- _TO BE DONE_:
Give the count of lines in the data that include the string "JSON", with no added remarks.

Structured figure records
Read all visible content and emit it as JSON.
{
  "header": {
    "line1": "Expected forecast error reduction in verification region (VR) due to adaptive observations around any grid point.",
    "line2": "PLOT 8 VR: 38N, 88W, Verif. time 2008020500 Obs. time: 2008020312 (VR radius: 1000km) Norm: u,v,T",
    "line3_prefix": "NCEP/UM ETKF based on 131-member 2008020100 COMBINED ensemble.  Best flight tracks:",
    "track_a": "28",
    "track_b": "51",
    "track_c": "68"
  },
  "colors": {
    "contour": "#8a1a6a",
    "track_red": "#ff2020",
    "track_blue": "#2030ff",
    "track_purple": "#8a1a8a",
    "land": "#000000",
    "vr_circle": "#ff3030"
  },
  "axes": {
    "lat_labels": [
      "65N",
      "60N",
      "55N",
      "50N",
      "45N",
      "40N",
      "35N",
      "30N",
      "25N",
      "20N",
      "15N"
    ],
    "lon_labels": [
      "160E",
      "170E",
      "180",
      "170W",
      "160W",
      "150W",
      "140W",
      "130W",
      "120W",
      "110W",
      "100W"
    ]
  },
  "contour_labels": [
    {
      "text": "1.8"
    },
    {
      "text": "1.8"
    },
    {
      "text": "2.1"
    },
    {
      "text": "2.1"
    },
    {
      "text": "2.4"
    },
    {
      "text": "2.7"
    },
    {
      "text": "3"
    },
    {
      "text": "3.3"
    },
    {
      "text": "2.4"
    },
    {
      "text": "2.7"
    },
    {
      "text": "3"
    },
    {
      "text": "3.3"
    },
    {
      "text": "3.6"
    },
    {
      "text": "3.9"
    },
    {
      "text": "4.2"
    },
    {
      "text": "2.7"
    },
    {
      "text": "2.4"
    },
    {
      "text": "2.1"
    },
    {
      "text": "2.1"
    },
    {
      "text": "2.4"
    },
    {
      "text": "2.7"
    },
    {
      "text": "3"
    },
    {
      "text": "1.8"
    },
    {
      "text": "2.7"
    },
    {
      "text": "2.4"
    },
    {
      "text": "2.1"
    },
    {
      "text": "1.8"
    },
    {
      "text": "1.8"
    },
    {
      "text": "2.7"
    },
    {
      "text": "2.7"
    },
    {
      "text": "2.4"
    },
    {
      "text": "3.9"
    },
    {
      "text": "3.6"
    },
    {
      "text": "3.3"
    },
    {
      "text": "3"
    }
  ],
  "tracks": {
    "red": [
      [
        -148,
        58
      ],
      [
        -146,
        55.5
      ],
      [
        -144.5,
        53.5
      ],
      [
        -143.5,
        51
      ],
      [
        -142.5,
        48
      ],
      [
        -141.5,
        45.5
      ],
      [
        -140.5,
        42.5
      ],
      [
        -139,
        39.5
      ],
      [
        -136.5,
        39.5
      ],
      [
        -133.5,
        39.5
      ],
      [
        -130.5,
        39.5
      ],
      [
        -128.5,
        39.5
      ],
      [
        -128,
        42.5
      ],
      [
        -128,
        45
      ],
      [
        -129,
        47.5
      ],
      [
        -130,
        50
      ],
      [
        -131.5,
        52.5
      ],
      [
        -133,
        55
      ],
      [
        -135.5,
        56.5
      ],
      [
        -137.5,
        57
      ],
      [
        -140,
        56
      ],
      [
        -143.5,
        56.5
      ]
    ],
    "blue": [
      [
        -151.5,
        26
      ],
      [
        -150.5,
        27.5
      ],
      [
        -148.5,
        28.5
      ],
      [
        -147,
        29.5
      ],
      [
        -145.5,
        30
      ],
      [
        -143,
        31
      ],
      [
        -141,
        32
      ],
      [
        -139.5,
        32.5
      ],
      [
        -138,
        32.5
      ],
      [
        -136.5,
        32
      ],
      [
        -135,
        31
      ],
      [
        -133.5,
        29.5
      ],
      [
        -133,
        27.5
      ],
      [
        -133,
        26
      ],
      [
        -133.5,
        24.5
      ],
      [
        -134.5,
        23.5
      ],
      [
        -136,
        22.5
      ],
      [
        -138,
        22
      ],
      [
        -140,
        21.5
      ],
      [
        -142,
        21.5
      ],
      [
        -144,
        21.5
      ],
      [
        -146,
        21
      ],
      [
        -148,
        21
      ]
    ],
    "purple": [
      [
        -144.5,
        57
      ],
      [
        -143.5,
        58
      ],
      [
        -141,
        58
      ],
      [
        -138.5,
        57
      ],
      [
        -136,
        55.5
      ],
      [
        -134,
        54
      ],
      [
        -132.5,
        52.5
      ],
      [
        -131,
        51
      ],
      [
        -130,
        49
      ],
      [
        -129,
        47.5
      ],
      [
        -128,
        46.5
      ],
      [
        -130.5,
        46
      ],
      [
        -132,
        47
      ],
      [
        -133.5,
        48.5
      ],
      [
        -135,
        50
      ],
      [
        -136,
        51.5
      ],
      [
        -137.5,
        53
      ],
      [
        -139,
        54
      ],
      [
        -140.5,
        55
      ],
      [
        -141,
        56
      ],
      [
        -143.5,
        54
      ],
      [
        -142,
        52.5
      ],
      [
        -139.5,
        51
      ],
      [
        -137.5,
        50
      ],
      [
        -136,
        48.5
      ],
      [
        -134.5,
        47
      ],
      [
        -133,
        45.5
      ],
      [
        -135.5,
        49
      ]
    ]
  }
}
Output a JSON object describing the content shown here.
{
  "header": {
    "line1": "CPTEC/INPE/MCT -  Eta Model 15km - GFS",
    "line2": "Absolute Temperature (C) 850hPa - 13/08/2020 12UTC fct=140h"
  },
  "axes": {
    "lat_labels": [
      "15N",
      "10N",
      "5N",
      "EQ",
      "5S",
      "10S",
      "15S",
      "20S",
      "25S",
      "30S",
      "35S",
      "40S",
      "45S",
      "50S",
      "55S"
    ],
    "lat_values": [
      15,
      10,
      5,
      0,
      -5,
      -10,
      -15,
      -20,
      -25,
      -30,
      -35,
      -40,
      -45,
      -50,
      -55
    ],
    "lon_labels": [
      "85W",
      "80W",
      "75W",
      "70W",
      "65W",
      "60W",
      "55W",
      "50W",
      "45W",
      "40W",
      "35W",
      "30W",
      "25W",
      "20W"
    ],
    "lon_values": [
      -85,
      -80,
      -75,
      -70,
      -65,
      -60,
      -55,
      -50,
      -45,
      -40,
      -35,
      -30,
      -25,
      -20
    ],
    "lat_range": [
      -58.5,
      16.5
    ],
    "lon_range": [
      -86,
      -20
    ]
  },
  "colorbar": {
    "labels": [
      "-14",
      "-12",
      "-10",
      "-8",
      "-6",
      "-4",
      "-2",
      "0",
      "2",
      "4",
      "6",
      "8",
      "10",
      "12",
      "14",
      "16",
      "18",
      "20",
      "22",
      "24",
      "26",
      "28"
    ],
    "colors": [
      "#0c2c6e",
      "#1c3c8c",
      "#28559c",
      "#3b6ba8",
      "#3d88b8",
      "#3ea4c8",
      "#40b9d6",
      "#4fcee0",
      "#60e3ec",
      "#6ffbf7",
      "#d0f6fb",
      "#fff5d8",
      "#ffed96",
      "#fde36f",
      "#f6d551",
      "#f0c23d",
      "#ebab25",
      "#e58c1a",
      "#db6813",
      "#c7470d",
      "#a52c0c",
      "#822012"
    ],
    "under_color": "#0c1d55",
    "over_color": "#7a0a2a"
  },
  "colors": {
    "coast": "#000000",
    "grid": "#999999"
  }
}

- _RESULT BELOW_:
2